Saved entries
********

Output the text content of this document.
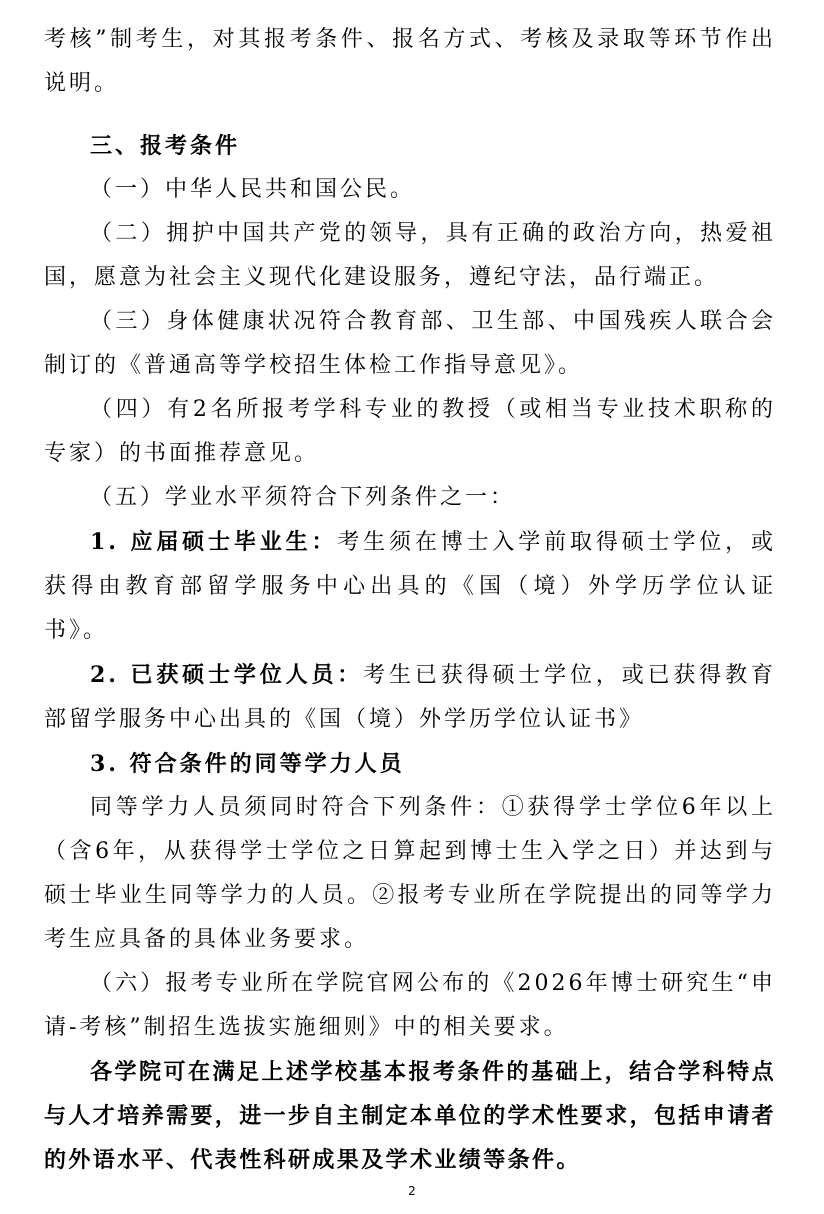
考核”制考生，对其报考条件、报名方式、考核及录取等环节作出说明。

三、报考条件

（一）中华人民共和国公民。

（二）拥护中国共产党的领导，具有正确的政治方向，热爱祖国，愿意为社会主义现代化建设服务，遵纪守法，品行端正。

（三）身体健康状况符合教育部、卫生部、中国残疾人联合会制订的《普通高等学校招生体检工作指导意见》。

（四）有2名所报考学科专业的教授（或相当专业技术职称的专家）的书面推荐意见。

（五）学业水平须符合下列条件之一：

1. 应届硕士毕业生：考生须在博士入学前取得硕士学位，或获得由教育部留学服务中心出具的《国（境）外学历学位认证书》。

2. 已获硕士学位人员：考生已获得硕士学位，或已获得教育部留学服务中心出具的《国（境）外学历学位认证书》

3. 符合条件的同等学力人员

同等学力人员须同时符合下列条件：①获得学士学位6年以上（含6年，从获得学士学位之日算起到博士生入学之日）并达到与硕士毕业生同等学力的人员。②报考专业所在学院提出的同等学力考生应具备的具体业务要求。

（六）报考专业所在学院官网公布的《2026年博士研究生“申请-考核”制招生选拔实施细则》中的相关要求。

各学院可在满足上述学校基本报考条件的基础上，结合学科特点与人才培养需要，进一步自主制定本单位的学术性要求，包括申请者的外语水平、代表性科研成果及学术业绩等条件。

2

********

### [Objective]
The records above must be echoed exactly, minus their pictures.

### [Written solution]
Output the text content of this document.
考核”制考生，对其报考条件、报名方式、考核及录取等环节作出说明。

三、报考条件

（一）中华人民共和国公民。

（二）拥护中国共产党的领导，具有正确的政治方向，热爱祖国，愿意为社会主义现代化建设服务，遵纪守法，品行端正。

（三）身体健康状况符合教育部、卫生部、中国残疾人联合会制订的《普通高等学校招生体检工作指导意见》。

（四）有2名所报考学科专业的教授（或相当专业技术职称的专家）的书面推荐意见。

（五）学业水平须符合下列条件之一：

1. 应届硕士毕业生：考生须在博士入学前取得硕士学位，或获得由教育部留学服务中心出具的《国（境）外学历学位认证书》。

2. 已获硕士学位人员：考生已获得硕士学位，或已获得教育部留学服务中心出具的《国（境）外学历学位认证书》

3. 符合条件的同等学力人员

同等学力人员须同时符合下列条件：①获得学士学位6年以上（含6年，从获得学士学位之日算起到博士生入学之日）并达到与硕士毕业生同等学力的人员。②报考专业所在学院提出的同等学力考生应具备的具体业务要求。

（六）报考专业所在学院官网公布的《2026年博士研究生“申请-考核”制招生选拔实施细则》中的相关要求。

各学院可在满足上述学校基本报考条件的基础上，结合学科特点与人才培养需要，进一步自主制定本单位的学术性要求，包括申请者的外语水平、代表性科研成果及学术业绩等条件。

2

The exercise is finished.